(Items)
* begin *
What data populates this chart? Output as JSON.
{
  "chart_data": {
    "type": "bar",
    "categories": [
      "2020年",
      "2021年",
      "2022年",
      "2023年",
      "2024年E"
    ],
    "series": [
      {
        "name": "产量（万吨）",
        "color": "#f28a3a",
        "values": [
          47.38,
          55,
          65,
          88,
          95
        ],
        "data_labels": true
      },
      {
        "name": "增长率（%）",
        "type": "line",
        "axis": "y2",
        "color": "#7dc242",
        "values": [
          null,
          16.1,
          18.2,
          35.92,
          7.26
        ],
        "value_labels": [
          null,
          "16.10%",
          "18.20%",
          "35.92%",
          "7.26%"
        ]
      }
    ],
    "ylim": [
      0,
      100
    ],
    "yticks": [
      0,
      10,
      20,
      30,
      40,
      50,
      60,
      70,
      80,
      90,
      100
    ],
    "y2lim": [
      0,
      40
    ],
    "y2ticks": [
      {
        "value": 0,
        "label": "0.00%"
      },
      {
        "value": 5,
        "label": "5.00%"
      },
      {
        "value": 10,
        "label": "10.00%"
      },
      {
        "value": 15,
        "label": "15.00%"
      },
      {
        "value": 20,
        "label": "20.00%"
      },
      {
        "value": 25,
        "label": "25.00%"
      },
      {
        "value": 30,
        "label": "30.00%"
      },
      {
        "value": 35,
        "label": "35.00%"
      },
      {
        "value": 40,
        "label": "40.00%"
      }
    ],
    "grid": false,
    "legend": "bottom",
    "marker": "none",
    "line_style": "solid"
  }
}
* end *
* begin *
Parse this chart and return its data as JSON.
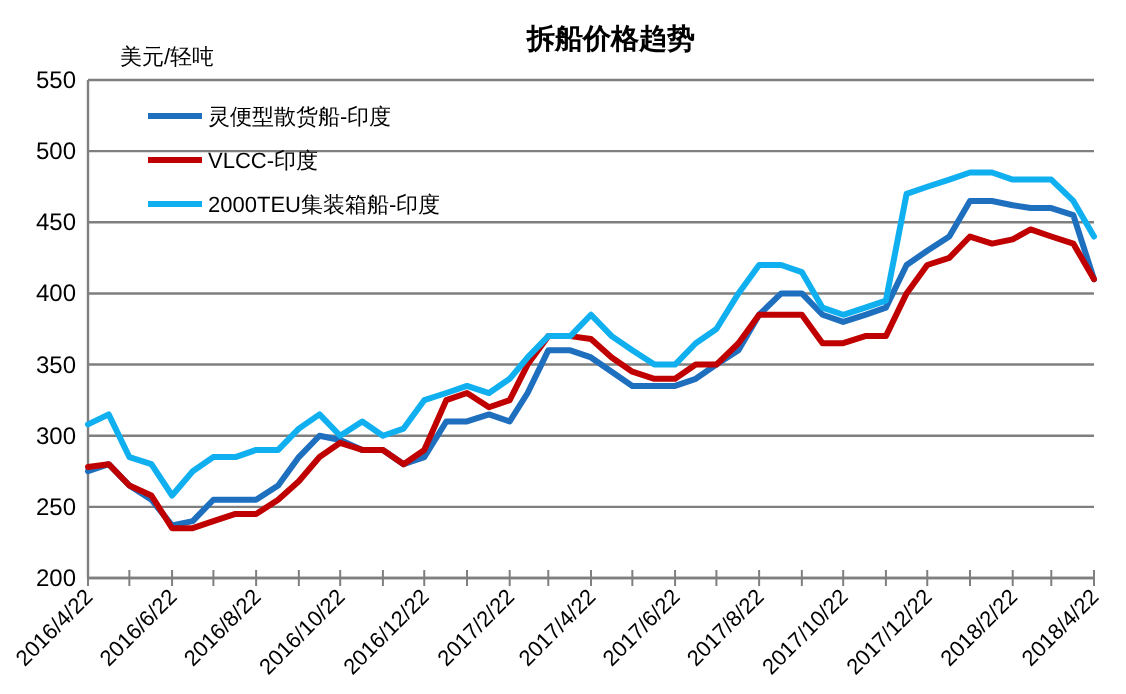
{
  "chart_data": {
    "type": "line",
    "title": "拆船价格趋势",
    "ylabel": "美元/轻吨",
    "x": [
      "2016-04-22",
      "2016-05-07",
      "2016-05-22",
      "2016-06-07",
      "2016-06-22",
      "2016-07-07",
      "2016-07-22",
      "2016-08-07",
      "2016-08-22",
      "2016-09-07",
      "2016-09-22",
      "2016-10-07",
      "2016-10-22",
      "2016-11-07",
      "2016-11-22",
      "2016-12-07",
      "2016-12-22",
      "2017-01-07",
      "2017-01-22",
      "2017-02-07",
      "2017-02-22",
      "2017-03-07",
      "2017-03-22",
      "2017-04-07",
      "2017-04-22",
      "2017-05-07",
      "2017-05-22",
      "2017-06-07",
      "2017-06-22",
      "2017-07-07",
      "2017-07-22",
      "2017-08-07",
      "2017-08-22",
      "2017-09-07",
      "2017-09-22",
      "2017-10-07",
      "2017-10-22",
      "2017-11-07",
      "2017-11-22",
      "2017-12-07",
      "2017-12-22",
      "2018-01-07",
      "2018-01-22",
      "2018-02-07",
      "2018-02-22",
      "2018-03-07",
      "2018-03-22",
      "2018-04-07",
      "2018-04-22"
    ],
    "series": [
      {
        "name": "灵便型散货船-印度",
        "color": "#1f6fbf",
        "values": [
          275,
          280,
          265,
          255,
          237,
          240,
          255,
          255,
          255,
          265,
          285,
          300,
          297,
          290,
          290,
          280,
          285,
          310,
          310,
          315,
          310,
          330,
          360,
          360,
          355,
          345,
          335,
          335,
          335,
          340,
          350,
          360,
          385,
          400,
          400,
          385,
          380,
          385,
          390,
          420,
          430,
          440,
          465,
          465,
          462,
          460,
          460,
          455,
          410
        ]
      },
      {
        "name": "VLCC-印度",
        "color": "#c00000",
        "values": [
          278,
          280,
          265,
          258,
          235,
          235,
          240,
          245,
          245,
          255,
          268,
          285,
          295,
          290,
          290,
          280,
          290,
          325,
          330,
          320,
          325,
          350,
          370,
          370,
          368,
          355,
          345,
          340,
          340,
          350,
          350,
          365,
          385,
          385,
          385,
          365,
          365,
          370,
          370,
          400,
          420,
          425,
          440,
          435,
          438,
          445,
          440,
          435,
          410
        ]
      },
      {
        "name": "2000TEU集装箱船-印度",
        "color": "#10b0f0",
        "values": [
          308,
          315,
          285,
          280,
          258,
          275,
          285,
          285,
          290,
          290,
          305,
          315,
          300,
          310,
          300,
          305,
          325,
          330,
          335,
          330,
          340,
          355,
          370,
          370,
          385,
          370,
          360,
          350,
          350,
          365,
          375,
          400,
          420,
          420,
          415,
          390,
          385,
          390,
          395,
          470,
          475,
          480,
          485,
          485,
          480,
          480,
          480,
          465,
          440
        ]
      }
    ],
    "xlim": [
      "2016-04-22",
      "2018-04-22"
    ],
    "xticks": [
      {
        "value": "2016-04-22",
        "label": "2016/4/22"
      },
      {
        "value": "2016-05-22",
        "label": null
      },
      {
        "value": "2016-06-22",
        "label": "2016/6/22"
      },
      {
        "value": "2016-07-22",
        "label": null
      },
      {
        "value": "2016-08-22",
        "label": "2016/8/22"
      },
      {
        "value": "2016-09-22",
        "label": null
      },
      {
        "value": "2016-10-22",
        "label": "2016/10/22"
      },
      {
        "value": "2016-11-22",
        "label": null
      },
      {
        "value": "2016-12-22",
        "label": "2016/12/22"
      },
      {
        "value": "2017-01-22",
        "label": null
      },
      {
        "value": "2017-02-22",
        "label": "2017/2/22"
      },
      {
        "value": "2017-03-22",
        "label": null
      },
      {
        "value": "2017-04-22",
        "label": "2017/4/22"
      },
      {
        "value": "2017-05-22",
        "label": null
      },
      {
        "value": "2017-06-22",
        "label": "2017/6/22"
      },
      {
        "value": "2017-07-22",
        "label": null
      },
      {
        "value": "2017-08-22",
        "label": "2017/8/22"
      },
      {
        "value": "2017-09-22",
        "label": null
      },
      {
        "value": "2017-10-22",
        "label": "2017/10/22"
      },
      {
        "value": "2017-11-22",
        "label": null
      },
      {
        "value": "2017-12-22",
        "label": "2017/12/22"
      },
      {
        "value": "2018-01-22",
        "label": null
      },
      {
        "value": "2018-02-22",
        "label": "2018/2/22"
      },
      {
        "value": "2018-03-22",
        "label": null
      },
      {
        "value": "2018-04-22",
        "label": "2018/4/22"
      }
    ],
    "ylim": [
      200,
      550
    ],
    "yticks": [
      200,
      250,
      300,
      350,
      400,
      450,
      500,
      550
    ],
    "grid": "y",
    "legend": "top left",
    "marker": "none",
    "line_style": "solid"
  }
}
* end *
(Written instruction)
Lines from the records above that hold "name" are the ones to list.

(Exercise answer)
        "name": "产量（万吨）",
        "name": "增长率（%）",
        "name": "灵便型散货船-印度",
        "name": "VLCC-印度",
        "name": "2000TEU集装箱船-印度",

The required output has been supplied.